> **To be done**
Locate the word "ongeveer" in the data below, then copy every line that holds it.

> **Supplied records**
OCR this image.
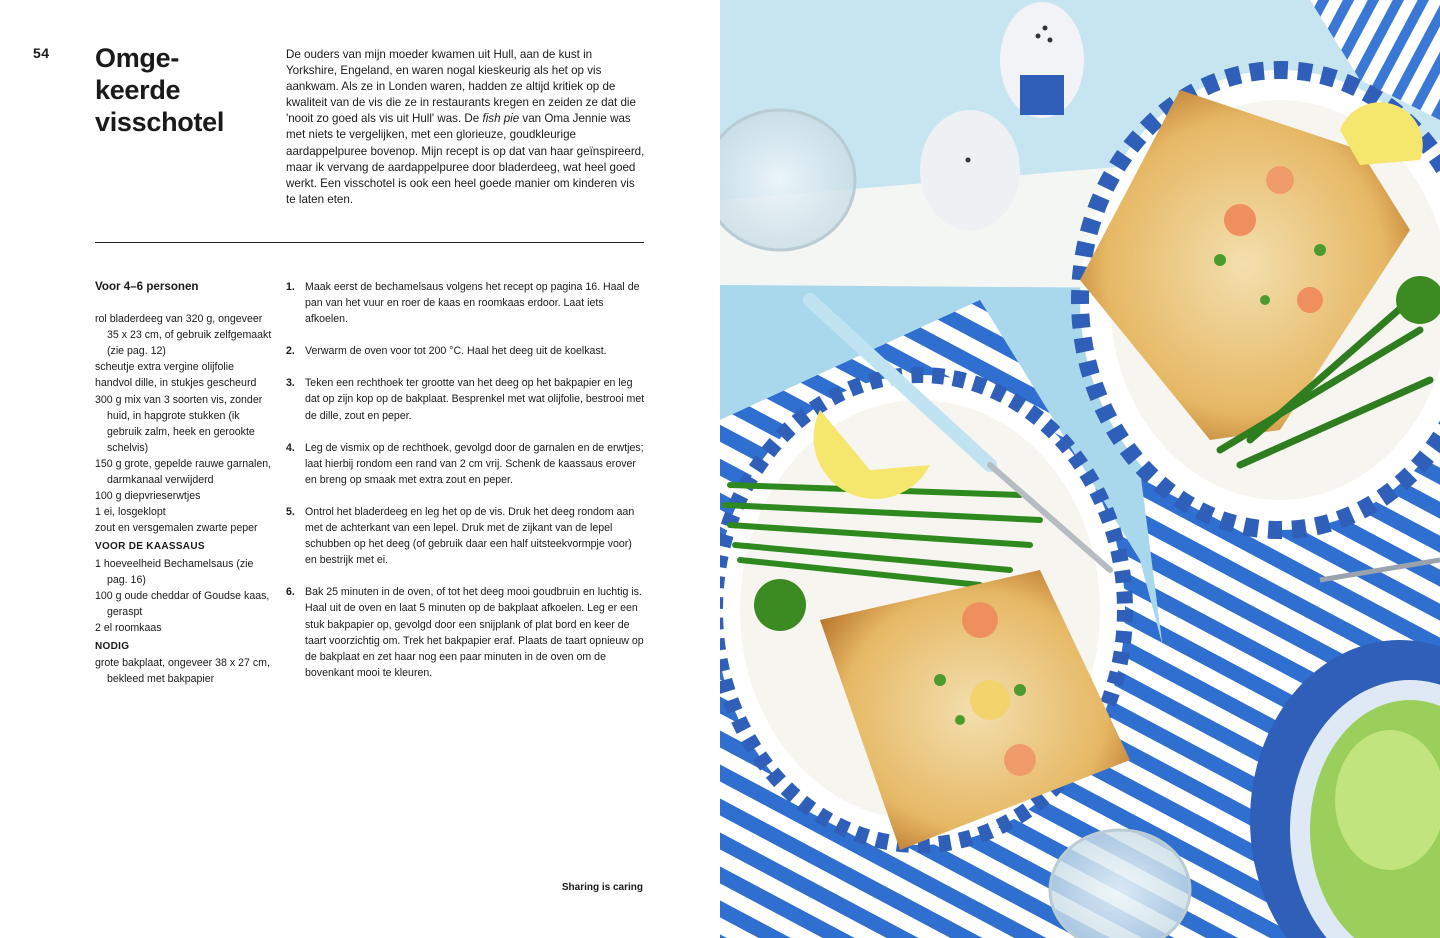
54 Omge-
keerde
visschotel
De ouders van mijn moeder kwamen uit Hull, aan de kust in Yorkshire, Engeland, en waren nogal kieskeurig als het op vis aankwam. Als ze in Londen waren, hadden ze altijd kritiek op de kwaliteit van de vis die ze in restaurants kregen en zeiden ze dat die 'nooit zo goed als vis uit Hull' was. De fish pie van Oma Jennie was met niets te vergelijken, met een glorieuze, goudkleurige aardappelpuree bovenop. Mijn recept is op dat van haar geïnspireerd, maar ik vervang de aardappelpuree door bladerdeeg, wat heel goed werkt. Een visschotel is ook een heel goede manier om kinderen vis te laten eten.
Voor 4–6 personen
rol bladerdeeg van 320 g, ongeveer 35 x 23 cm, of gebruik zelfgemaakt (zie pag. 12)
scheutje extra vergine olijfolie
handvol dille, in stukjes gescheurd
300 g mix van 3 soorten vis, zonder huid, in hapgrote stukken (ik gebruik zalm, heek en gerookte schelvis)
150 g grote, gepelde rauwe garnalen, darmkanaal verwijderd
100 g diepvrieserwtjes
1 ei, losgeklopt
zout en versgemalen zwarte peper
VOOR DE KAASSAUS
1 hoeveelheid Bechamelsaus (zie pag. 16)
100 g oude cheddar of Goudse kaas, geraspt
2 el roomkaas
NODIG
grote bakplaat, ongeveer 38 x 27 cm, bekleed met bakpapier
1. Maak eerst de bechamelsaus volgens het recept op pagina 16. Haal de pan van het vuur en roer de kaas en roomkaas erdoor. Laat iets afkoelen.
2. Verwarm de oven voor tot 200 °C. Haal het deeg uit de koelkast.
3. Teken een rechthoek ter grootte van het deeg op het bakpapier en leg dat op zijn kop op de bakplaat. Besprenkel met wat olijfolie, bestrooi met de dille, zout en peper.
4. Leg de vismix op de rechthoek, gevolgd door de garnalen en de erwtjes; laat hierbij rondom een rand van 2 cm vrij. Schenk de kaassaus erover en breng op smaak met extra zout en peper.
5. Ontrol het bladerdeeg en leg het op de vis. Druk het deeg rondom aan met de achterkant van een lepel. Druk met de zijkant van de lepel schubben op het deeg (of gebruik daar een half uitsteekvormpje voor) en bestrijk met ei.
6. Bak 25 minuten in de oven, of tot het deeg mooi goudbruin en luchtig is. Haal uit de oven en laat 5 minuten op de bakplaat afkoelen. Leg er een stuk bakpapier op, gevolgd door een snijplank of plat bord en keer de taart voorzichtig om. Trek het bakpapier eraf. Plaats de taart opnieuw op de bakplaat en zet haar nog een paar minuten in de oven om de bovenkant mooi te kleuren.
Sharing is caring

> **Answer below**
rol bladerdeeg van 320 g, ongeveer 35 x 23 cm, of gebruik zelfgemaakt (zie pag. 12)
grote bakplaat, ongeveer 38 x 27 cm, bekleed met bakpapier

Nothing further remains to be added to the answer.